* Instructions to follow: Retype the passage from the post about the new book of "banned" Muhammad images word for word, starting at "New book, Muhammad: The" and continuing up to and including "and Mughal empires.".

* Text passage:

════════════════════

Tuesday, November 17, 2009

New book, Muhammad: The "Banned" Images

A new book being published that, unlike Yale University Press, will include the Muhammad cartoons. The Volokh Conspiracy has the news:

I’m pleased to be the first to report that the newly founded Voltaire Press at Duke University has just published Muhammad: The “Banned” Images. The book includes all the images that were omitted by the Yale University Press from Jytte Klausen’s The Cartoons That Shook the World — including the 12 Mohammed cartoons — plus many more historically significant items (a total of 31), together with brief discussions of the context behind each work. The images, reproduced in high quality and in full color, include works by William Blake, Gustave Dore, and Salvador Dali, as well as Muslim artists from the Ottoman, Safavid, and Mughal empires.

════════════════════

* Material supplied:
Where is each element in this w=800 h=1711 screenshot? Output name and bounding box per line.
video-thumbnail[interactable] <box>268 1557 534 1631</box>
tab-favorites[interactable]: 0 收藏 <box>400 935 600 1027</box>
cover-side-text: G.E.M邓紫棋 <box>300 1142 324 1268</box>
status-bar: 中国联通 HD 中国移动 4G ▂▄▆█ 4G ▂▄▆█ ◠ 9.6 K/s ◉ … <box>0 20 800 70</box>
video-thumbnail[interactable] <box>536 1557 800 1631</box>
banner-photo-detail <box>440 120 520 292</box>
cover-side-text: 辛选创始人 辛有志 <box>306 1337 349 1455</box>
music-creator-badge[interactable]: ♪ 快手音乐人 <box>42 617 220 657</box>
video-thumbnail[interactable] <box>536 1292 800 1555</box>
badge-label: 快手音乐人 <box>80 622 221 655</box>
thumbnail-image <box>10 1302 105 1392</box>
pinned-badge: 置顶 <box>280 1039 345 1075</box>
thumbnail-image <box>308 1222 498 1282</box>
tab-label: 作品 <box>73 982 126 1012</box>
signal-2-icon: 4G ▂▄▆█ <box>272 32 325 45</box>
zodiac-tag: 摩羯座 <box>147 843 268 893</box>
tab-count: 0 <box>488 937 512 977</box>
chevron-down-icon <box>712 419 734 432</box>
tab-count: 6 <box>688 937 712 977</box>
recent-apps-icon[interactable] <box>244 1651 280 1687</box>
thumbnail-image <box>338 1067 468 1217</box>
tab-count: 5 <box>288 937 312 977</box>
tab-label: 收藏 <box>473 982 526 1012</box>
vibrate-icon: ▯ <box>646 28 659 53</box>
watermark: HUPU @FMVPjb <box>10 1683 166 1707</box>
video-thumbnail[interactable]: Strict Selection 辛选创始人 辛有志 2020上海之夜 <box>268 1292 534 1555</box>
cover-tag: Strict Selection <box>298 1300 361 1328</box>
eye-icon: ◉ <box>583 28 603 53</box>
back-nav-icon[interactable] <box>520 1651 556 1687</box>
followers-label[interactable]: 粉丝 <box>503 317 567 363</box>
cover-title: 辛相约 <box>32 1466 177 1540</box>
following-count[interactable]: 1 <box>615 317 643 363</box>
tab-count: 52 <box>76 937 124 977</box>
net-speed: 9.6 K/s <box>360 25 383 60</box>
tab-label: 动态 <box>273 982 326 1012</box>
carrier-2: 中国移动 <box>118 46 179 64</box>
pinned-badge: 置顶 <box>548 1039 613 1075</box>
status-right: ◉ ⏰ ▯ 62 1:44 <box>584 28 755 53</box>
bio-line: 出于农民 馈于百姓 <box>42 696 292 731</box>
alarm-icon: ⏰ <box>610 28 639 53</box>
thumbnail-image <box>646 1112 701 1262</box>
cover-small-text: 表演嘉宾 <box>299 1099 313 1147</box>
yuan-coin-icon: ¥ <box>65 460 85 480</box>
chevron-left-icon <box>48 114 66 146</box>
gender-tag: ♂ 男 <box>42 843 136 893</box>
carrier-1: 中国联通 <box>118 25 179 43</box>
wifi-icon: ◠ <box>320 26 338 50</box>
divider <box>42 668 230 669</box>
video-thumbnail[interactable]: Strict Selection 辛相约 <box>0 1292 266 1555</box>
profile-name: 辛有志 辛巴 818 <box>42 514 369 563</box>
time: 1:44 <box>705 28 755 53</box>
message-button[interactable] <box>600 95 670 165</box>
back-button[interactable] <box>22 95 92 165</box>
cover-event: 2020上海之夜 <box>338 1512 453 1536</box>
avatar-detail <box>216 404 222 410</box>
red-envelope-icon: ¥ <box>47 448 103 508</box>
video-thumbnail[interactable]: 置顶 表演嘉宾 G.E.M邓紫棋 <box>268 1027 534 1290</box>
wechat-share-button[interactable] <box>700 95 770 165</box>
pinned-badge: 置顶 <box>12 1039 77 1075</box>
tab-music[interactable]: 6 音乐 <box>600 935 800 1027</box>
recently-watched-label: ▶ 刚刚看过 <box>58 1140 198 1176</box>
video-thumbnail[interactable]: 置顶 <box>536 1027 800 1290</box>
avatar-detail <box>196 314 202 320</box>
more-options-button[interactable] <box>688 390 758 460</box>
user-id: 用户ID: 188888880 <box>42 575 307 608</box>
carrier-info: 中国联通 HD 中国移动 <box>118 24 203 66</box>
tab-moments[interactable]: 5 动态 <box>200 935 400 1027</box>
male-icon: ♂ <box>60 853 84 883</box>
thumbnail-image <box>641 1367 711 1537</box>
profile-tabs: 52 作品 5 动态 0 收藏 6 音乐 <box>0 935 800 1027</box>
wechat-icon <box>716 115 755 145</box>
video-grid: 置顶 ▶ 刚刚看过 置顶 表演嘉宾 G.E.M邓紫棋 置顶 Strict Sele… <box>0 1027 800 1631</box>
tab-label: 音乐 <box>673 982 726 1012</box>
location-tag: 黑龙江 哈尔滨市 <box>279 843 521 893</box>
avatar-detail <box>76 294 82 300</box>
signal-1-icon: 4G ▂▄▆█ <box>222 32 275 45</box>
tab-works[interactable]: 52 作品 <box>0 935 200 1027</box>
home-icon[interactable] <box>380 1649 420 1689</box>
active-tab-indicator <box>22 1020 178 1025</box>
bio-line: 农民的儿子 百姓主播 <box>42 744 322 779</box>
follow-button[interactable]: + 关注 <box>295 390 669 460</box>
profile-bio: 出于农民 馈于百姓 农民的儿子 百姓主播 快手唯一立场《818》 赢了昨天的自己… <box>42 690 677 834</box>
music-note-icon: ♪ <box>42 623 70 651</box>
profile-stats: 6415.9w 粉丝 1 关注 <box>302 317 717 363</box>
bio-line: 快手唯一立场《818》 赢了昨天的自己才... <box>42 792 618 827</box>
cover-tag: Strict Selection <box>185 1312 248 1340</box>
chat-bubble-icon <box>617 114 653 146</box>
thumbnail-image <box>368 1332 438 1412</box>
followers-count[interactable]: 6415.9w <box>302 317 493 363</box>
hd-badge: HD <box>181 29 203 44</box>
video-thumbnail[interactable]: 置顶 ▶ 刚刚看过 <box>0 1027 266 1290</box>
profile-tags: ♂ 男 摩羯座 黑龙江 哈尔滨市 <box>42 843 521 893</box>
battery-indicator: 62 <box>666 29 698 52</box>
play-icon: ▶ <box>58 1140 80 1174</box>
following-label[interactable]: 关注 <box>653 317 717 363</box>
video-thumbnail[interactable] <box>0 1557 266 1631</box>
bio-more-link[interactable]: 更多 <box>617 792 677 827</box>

════════════════════

* Answer to this exercise:
New book, Muhammad: The "Banned" Images

A new book being published that, unlike Yale University Press, will include the Muhammad cartoons. The Volokh Conspiracy has the news:

I’m pleased to be the first to report that the newly founded Voltaire Press at Duke University has just published Muhammad: The “Banned” Images. The book includes all the images that were omitted by the Yale University Press from Jytte Klausen’s The Cartoons That Shook the World — including the 12 Mohammed cartoons — plus many more historically significant items (a total of 31), together with brief discussions of the context behind each work. The images, reproduced in high quality and in full color, include works by William Blake, Gustave Dore, and Salvador Dali, as well as Muslim artists from the Ottoman, Safavid, and Mughal empires.